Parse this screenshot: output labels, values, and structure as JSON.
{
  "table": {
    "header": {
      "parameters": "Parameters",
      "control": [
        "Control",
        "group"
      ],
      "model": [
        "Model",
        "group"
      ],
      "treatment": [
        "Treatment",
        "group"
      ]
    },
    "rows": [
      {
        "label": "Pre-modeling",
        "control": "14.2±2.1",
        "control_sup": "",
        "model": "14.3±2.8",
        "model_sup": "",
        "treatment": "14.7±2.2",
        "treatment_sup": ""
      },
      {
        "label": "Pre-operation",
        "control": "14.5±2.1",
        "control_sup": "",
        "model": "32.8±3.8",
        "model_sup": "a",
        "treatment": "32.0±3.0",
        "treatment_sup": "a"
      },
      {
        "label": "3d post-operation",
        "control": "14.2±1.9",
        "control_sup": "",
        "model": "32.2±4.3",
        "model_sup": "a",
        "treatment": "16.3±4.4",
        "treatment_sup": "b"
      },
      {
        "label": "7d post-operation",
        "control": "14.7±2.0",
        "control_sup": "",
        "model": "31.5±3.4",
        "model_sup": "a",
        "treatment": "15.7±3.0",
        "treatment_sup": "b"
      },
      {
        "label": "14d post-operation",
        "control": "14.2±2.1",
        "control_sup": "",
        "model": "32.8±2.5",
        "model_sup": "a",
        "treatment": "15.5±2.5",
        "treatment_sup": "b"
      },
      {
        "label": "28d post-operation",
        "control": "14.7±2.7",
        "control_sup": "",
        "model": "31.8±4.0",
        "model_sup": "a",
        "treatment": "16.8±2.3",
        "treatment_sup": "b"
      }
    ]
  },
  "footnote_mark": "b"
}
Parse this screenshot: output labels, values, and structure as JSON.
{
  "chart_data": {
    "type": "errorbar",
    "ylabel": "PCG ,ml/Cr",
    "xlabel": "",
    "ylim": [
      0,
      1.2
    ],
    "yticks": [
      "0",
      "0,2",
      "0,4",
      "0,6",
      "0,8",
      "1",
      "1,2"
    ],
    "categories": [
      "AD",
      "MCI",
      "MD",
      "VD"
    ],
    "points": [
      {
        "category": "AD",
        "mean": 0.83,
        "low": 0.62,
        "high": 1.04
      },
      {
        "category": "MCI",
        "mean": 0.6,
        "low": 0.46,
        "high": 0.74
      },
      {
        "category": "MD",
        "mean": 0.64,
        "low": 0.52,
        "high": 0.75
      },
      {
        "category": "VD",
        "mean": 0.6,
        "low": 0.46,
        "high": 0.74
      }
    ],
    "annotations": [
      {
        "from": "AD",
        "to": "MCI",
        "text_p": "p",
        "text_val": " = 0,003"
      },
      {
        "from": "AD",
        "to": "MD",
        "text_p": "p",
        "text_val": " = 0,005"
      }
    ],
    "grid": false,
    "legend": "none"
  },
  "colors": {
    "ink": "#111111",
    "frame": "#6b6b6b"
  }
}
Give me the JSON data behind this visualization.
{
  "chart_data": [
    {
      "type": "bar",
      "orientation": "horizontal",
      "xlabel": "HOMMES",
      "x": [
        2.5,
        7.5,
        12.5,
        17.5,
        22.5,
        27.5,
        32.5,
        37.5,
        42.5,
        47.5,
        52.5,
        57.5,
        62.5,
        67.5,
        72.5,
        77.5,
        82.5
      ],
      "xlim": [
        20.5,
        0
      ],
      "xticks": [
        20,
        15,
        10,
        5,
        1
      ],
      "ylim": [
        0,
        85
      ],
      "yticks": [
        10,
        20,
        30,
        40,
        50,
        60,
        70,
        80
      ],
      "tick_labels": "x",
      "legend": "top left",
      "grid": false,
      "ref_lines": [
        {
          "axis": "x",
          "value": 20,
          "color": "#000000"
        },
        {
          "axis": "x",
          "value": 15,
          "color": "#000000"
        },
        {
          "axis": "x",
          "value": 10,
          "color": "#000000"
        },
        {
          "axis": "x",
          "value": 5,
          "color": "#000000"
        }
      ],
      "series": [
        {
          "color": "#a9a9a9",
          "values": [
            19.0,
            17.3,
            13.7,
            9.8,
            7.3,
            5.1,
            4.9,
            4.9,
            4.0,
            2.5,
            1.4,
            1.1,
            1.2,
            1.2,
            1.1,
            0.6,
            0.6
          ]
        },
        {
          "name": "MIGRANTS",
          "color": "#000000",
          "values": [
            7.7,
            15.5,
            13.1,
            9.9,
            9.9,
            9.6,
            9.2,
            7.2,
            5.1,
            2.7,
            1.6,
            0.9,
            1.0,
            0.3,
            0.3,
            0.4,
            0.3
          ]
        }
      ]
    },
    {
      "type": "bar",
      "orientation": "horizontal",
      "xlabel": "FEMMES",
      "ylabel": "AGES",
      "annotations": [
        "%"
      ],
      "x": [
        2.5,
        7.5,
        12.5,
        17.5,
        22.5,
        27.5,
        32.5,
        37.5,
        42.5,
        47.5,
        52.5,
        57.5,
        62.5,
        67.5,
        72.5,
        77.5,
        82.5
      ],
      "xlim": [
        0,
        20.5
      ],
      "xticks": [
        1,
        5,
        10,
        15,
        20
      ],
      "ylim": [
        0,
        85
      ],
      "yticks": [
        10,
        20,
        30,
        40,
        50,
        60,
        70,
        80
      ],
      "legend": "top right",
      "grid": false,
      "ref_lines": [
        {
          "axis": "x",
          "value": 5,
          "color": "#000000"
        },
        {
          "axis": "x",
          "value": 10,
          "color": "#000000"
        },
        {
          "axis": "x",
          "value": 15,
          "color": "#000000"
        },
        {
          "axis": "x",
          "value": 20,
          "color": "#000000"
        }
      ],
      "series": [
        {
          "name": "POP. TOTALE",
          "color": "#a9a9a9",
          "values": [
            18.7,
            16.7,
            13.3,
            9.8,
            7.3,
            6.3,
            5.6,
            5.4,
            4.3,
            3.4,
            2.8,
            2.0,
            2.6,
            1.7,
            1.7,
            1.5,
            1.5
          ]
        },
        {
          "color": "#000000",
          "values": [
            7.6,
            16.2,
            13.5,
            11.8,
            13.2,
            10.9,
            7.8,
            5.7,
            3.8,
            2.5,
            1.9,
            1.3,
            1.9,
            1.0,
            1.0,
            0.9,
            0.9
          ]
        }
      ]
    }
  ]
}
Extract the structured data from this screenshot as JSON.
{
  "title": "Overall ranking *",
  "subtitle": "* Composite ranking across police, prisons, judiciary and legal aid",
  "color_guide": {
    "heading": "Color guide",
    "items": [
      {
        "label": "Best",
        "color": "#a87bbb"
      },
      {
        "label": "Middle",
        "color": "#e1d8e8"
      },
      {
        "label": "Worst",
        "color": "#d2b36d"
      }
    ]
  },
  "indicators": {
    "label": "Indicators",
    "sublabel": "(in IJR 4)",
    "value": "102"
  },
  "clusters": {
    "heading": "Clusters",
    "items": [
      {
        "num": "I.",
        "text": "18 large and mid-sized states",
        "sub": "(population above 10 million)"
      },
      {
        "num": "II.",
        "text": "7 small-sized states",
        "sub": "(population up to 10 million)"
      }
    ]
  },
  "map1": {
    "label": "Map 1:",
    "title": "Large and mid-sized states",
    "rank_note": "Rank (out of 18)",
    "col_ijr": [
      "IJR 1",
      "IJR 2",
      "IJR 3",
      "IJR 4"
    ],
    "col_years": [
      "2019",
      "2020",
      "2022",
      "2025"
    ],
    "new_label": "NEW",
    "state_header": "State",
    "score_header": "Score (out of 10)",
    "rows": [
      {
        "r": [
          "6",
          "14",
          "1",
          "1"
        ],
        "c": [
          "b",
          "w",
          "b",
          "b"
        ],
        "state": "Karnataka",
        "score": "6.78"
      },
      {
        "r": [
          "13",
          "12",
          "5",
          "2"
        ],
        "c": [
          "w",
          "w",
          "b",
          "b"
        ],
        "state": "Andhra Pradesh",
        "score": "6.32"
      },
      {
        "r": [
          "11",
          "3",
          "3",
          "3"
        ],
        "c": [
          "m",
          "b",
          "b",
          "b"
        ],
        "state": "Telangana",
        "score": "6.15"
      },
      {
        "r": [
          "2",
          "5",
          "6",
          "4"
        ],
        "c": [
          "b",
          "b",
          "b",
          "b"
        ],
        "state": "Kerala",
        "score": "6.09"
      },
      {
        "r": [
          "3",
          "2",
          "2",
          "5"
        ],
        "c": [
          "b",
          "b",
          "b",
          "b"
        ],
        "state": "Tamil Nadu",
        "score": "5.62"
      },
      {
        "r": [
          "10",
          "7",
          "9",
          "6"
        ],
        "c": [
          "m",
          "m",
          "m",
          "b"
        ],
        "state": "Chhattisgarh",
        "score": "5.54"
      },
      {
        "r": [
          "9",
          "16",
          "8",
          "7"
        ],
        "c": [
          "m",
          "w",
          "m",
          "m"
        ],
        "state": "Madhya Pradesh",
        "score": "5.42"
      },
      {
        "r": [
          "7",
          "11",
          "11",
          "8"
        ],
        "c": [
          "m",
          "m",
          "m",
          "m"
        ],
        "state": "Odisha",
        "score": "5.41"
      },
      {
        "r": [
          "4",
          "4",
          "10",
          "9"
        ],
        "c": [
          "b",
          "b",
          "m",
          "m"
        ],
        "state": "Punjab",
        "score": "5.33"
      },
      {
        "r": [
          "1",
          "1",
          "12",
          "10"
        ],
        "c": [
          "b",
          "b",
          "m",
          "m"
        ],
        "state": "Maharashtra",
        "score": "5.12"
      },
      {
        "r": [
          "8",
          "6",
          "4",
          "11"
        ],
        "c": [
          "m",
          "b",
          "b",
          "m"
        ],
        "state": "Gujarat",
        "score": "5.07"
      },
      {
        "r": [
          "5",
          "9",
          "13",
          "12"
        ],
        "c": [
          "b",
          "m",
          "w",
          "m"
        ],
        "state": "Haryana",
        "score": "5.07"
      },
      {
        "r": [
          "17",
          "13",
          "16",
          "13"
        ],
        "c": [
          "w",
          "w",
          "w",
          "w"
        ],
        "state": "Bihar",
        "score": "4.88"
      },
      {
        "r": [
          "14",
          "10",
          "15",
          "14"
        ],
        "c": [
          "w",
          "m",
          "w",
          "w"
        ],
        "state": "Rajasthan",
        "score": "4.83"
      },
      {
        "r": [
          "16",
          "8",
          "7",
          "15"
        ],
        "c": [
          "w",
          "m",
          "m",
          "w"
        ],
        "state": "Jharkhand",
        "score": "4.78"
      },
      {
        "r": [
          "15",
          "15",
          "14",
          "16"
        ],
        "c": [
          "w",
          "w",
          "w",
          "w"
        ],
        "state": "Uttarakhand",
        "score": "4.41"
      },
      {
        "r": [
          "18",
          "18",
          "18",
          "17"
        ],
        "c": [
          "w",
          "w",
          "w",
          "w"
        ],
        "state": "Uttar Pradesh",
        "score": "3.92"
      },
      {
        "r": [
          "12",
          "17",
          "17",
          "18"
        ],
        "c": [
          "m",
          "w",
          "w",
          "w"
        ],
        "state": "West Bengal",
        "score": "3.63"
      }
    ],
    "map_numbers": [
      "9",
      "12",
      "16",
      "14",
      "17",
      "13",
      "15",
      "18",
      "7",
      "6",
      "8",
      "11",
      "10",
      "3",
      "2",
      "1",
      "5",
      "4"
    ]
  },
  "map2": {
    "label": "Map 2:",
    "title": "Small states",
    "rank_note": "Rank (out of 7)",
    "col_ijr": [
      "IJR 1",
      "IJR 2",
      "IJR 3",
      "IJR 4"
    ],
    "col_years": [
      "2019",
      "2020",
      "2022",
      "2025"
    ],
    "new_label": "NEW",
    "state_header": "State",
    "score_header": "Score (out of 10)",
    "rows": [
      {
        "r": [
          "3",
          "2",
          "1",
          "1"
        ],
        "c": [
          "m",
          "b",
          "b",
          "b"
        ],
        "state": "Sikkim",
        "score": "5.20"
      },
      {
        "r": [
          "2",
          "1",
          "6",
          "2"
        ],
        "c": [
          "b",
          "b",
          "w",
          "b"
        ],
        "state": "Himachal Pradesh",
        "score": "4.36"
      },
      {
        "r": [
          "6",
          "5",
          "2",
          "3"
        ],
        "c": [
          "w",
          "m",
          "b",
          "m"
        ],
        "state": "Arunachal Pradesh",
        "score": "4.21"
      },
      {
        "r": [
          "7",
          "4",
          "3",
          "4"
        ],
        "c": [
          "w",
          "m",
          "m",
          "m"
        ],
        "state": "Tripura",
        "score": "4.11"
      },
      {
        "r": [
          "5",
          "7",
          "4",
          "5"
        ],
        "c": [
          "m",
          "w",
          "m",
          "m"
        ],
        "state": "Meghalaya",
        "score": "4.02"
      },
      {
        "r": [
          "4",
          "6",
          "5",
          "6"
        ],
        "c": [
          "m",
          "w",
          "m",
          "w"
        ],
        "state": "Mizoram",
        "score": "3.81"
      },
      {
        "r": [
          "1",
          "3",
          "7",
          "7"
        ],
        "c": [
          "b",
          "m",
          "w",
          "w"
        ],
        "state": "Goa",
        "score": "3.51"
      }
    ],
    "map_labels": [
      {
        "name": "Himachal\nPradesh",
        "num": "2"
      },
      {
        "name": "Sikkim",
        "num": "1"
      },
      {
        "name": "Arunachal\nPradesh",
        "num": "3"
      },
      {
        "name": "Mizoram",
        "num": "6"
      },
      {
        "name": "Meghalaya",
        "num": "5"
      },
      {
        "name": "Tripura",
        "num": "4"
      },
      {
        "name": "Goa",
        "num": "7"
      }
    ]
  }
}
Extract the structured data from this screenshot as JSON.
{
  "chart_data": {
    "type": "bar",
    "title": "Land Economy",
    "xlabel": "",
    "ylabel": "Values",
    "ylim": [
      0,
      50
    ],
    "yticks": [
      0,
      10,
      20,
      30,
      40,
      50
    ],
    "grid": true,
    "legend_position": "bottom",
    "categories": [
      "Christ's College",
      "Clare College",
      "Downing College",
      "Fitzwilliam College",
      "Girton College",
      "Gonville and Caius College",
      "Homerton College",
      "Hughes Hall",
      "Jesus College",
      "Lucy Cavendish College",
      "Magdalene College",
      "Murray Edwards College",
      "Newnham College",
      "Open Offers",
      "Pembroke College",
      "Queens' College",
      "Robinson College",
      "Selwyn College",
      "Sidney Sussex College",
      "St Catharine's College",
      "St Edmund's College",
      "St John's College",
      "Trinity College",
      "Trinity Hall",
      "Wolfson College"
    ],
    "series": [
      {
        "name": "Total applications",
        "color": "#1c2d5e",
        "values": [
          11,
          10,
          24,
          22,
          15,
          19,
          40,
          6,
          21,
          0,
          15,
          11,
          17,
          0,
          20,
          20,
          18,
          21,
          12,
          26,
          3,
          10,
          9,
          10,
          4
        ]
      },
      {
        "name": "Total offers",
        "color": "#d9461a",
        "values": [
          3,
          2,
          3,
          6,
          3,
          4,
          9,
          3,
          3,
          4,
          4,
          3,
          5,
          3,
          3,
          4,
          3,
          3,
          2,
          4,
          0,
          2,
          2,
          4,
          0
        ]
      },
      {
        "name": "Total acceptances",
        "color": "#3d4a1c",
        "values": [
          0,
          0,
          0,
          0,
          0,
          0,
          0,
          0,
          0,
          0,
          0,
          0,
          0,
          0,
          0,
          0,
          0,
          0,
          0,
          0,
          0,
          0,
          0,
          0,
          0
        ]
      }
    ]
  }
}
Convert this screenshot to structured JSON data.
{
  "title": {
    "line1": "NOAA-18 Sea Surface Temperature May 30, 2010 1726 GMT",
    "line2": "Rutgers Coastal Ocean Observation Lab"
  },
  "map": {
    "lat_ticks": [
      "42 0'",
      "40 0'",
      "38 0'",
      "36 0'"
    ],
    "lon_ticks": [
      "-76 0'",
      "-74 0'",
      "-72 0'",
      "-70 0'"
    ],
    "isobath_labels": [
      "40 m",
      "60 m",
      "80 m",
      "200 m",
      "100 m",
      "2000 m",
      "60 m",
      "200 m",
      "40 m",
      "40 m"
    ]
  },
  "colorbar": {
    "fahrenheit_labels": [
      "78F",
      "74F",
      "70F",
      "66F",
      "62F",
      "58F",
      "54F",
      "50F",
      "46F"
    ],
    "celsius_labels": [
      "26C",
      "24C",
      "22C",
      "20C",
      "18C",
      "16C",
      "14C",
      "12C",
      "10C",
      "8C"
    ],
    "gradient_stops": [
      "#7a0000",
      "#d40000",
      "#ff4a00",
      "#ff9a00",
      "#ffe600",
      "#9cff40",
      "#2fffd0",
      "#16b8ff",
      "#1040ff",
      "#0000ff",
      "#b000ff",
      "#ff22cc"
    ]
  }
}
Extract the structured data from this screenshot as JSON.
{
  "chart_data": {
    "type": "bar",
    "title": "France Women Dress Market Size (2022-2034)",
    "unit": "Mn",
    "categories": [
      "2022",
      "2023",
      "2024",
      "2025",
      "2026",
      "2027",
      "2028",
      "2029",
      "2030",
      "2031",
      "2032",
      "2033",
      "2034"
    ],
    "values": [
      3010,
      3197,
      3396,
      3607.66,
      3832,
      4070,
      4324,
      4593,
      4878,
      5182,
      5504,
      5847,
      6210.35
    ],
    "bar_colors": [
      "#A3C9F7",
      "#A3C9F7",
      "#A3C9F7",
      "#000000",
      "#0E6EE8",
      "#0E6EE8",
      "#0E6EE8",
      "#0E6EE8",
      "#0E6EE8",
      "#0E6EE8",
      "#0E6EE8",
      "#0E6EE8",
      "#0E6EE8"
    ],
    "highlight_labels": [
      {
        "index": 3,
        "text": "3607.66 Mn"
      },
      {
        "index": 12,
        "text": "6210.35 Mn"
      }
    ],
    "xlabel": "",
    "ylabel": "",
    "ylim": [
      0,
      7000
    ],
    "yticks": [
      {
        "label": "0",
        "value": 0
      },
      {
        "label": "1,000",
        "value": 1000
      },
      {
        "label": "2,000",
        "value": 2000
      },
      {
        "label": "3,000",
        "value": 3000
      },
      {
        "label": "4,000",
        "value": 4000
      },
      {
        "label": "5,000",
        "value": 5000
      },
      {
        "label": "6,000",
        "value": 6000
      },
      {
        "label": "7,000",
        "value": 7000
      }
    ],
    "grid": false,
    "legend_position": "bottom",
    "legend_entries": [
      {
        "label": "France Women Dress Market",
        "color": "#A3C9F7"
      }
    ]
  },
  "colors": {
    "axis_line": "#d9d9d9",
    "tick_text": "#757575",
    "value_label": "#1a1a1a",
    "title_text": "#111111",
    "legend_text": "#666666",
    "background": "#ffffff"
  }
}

• • • •

Scan the records above for the string "nPradesh", then report every line that contains it.

Written answer -
        "name": "Himachal\nPradesh",
        "name": "Arunachal\nPradesh",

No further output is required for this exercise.